Exercise goal
In the entries below, find every line with "Teacher" and copy it.

□ □ □ □

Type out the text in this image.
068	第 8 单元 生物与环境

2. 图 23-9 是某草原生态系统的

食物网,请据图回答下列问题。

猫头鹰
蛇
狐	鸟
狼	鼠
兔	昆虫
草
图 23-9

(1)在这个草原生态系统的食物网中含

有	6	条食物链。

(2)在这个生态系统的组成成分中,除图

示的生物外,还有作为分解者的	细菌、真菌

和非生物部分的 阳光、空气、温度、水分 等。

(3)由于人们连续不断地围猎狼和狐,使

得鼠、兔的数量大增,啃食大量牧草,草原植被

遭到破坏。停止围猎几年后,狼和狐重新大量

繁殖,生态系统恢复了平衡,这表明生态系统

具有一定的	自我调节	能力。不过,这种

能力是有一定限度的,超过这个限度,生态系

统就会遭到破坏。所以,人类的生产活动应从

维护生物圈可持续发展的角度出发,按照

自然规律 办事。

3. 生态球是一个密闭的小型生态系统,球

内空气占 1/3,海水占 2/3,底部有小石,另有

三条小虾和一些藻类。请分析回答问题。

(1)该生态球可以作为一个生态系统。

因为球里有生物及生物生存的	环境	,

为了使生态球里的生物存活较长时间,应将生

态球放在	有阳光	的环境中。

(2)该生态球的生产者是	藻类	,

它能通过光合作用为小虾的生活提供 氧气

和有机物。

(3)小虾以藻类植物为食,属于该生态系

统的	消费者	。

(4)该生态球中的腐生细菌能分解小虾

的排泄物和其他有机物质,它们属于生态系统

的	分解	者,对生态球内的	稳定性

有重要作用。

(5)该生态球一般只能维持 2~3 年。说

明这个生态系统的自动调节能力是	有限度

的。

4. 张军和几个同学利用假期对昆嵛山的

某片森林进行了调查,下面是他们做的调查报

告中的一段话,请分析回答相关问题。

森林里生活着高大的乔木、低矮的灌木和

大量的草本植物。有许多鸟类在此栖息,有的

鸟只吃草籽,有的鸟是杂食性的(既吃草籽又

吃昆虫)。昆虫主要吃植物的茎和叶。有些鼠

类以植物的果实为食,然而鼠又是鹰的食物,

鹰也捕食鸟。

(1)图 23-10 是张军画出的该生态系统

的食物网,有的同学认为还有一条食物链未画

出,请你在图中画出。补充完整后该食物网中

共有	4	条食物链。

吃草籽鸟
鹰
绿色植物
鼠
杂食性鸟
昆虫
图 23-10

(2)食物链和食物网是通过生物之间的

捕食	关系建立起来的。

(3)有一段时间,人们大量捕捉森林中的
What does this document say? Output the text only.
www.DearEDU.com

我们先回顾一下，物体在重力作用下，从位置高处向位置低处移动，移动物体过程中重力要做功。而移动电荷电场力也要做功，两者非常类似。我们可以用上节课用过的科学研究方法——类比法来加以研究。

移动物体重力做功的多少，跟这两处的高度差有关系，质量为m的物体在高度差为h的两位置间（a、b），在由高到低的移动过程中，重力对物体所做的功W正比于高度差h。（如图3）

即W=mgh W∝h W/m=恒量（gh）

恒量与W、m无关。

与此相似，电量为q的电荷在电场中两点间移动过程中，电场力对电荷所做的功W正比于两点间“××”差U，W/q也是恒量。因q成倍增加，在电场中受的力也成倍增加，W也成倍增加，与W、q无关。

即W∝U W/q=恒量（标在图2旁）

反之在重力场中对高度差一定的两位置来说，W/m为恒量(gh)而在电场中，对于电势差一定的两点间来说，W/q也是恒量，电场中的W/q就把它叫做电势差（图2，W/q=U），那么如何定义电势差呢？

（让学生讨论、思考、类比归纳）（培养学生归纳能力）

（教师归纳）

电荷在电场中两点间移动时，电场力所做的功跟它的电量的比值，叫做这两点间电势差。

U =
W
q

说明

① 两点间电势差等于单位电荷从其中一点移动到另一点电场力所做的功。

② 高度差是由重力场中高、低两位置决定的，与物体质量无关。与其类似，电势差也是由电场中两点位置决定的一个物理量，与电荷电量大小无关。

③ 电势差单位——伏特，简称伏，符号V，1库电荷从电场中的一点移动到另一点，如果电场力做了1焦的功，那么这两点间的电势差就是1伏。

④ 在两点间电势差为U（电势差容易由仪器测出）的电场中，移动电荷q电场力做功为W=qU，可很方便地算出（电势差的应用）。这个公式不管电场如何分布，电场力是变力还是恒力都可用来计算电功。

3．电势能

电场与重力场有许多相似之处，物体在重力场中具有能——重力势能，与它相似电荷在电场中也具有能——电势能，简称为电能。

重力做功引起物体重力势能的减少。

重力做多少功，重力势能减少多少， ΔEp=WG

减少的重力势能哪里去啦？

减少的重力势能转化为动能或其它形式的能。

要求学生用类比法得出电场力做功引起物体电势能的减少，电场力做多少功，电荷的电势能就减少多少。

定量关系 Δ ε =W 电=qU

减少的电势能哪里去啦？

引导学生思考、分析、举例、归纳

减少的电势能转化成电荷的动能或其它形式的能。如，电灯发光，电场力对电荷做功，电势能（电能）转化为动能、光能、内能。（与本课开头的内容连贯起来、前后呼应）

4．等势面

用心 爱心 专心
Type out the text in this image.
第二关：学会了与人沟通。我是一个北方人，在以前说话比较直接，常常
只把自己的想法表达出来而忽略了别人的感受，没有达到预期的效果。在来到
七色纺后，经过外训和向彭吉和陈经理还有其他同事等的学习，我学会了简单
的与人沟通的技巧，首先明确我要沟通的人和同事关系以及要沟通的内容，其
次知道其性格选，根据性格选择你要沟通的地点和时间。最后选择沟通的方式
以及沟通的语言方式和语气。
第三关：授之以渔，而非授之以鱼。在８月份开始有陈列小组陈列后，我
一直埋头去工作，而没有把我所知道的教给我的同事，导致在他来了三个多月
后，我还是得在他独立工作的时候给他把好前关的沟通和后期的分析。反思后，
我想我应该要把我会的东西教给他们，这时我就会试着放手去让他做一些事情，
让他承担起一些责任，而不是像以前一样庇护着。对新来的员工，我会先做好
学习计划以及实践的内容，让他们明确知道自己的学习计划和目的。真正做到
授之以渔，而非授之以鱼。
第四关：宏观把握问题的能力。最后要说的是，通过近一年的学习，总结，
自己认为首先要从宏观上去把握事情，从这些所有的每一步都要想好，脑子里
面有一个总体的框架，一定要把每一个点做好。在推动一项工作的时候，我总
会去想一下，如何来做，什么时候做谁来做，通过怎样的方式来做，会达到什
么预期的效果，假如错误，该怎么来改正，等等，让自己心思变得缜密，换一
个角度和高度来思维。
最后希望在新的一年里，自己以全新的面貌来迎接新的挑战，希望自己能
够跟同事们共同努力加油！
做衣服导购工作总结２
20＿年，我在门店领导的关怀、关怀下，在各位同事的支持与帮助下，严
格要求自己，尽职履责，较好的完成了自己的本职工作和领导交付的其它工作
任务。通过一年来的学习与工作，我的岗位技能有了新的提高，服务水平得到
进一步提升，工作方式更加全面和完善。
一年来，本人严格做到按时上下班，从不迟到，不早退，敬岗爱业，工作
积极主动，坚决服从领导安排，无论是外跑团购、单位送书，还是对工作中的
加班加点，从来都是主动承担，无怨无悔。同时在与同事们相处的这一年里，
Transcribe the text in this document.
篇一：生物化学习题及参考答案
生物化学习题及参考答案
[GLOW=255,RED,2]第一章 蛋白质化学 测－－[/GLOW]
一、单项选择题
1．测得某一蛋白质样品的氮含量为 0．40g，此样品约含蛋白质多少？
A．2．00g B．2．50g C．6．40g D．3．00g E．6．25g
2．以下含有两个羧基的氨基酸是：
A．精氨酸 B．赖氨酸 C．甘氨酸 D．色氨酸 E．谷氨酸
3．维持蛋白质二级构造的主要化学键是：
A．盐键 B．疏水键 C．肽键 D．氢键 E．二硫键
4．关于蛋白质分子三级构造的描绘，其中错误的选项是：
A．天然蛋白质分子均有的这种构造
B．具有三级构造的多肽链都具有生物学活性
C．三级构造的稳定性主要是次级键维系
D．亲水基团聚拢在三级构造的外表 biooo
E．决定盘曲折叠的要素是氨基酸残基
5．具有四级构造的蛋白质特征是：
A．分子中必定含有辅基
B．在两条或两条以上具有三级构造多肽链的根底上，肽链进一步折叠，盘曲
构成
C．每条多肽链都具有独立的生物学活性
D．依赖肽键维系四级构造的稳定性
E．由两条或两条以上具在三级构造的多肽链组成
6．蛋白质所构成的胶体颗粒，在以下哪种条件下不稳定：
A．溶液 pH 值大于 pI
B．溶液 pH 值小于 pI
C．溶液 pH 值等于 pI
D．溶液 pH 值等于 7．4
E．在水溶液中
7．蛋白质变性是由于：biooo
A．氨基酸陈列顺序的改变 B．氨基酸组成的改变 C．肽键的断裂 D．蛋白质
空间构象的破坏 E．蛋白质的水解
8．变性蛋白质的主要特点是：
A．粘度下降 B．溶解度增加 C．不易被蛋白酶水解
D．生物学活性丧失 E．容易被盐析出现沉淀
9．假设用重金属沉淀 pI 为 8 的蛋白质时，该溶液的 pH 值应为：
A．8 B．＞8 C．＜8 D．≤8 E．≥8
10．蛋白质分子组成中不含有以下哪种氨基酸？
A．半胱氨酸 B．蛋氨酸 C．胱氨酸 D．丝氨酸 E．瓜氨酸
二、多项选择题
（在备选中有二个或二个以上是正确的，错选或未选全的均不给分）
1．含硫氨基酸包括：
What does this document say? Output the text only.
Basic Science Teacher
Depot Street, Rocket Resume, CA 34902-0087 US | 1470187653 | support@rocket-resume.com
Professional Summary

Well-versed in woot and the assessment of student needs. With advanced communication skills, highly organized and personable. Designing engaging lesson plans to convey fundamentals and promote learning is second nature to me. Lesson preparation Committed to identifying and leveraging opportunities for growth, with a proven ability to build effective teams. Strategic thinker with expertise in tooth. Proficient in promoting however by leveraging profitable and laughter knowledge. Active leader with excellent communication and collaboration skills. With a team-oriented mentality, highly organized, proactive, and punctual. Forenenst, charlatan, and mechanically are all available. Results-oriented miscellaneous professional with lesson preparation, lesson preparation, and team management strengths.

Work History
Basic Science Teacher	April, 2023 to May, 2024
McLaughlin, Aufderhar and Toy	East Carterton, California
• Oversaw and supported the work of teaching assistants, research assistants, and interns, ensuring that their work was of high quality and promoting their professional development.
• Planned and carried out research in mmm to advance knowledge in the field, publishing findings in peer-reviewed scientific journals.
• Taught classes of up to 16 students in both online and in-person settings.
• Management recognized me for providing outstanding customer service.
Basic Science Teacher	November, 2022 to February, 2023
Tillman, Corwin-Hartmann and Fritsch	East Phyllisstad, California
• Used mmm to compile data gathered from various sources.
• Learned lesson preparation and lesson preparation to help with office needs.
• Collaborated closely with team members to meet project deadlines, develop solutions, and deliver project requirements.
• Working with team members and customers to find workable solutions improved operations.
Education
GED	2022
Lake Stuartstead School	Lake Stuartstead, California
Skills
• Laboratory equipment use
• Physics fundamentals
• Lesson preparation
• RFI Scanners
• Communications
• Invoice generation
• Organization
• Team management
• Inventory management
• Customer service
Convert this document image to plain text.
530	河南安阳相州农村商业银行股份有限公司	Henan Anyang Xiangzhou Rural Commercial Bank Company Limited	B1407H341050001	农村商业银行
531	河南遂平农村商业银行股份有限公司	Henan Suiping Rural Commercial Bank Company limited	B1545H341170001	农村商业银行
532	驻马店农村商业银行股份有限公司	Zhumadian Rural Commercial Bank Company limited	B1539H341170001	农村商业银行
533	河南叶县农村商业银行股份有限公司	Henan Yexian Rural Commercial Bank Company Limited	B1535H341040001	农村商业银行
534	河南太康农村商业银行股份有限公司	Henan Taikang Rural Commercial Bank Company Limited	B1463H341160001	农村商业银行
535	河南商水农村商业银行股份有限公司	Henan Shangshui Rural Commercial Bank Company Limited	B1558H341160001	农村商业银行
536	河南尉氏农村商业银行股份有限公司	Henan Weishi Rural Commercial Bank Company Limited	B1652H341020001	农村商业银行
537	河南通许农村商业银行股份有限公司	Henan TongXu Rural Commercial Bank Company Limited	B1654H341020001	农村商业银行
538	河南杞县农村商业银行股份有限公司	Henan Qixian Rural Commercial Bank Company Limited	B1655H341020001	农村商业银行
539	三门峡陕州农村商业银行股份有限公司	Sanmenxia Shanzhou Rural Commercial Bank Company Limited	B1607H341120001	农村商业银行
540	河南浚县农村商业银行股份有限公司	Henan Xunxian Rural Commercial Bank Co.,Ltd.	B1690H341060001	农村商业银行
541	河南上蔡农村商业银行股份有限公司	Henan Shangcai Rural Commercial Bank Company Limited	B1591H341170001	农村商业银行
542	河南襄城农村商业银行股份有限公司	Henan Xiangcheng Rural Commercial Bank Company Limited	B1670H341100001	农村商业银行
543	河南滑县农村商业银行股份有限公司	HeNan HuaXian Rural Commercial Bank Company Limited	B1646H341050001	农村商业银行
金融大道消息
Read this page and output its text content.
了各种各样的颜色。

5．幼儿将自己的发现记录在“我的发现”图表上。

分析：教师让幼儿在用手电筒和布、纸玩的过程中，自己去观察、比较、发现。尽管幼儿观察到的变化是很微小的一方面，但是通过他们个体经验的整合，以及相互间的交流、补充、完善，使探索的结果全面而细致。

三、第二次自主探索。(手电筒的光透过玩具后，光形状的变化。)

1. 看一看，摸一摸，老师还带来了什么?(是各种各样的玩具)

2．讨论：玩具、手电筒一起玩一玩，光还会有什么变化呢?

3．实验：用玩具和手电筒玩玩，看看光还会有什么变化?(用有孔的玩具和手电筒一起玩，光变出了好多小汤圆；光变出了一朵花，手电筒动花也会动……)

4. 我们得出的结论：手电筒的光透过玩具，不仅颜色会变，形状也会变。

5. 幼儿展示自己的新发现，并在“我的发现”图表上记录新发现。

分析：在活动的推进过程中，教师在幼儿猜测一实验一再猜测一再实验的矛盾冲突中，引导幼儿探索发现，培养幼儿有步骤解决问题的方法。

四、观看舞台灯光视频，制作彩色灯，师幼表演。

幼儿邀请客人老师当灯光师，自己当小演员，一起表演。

□ □ □ □

In response
Basic Science Teacher
Basic Science Teacher	April, 2023 to May, 2024
Basic Science Teacher	November, 2022 to February, 2023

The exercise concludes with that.